### [Provided data]

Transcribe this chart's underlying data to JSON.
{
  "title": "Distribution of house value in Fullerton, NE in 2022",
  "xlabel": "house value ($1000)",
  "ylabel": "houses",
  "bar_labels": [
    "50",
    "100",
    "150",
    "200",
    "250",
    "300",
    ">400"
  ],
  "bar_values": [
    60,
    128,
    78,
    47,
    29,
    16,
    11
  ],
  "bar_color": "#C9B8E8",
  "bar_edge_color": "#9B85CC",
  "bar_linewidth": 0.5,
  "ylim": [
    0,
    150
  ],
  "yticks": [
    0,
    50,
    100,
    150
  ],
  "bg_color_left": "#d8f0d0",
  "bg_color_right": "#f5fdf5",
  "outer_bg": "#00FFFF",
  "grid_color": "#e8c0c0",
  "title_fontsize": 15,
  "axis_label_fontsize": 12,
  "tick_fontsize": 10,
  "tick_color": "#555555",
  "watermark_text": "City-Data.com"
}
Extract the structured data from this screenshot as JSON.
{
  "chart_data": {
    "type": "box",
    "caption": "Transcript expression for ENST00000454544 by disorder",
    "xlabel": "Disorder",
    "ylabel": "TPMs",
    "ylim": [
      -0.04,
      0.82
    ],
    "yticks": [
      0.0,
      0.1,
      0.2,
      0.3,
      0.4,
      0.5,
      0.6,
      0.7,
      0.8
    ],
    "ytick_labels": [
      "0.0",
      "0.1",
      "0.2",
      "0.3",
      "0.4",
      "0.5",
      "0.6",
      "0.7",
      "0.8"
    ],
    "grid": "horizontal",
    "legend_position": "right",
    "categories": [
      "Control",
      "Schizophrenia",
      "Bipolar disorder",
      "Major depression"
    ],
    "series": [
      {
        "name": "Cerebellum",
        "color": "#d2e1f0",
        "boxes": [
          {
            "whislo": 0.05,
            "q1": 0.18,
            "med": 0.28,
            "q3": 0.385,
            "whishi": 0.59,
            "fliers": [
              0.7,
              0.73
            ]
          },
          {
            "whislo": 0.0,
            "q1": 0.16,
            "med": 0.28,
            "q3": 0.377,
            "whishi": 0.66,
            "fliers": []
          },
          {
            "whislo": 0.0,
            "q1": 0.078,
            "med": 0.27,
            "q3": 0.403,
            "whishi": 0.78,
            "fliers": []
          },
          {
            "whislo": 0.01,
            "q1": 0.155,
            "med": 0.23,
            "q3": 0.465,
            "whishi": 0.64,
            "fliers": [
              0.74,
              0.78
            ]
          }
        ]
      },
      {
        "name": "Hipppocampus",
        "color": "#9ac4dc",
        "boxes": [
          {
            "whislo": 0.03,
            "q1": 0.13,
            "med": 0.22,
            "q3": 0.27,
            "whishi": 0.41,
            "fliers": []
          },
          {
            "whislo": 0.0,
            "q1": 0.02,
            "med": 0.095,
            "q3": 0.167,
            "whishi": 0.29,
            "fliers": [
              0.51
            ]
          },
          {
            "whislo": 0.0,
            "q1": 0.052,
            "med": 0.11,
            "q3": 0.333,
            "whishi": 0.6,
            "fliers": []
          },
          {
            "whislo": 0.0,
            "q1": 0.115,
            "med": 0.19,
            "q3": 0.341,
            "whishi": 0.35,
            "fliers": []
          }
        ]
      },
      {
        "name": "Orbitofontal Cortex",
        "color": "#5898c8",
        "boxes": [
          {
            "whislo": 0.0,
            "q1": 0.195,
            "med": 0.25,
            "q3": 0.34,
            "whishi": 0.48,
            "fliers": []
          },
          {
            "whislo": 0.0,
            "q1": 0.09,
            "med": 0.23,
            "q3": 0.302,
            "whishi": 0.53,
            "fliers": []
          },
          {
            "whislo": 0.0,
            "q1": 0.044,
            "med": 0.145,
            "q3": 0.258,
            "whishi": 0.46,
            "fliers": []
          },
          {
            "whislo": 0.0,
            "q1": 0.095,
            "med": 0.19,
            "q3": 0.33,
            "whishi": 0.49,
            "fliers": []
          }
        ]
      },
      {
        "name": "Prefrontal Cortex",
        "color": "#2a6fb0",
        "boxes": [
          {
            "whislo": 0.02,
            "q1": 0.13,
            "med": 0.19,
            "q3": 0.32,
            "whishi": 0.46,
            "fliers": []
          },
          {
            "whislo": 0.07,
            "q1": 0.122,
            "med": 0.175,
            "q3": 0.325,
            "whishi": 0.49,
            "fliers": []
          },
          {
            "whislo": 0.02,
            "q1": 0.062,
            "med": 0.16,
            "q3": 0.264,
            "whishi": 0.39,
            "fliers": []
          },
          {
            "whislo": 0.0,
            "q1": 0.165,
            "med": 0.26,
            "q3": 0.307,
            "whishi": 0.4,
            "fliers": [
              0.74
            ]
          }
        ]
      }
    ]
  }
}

### [Instruction]
For each line of the entries that includes "Cortex", show that line.

### [Result]
        "name": "Orbitofontal Cortex",
        "name": "Prefrontal Cortex",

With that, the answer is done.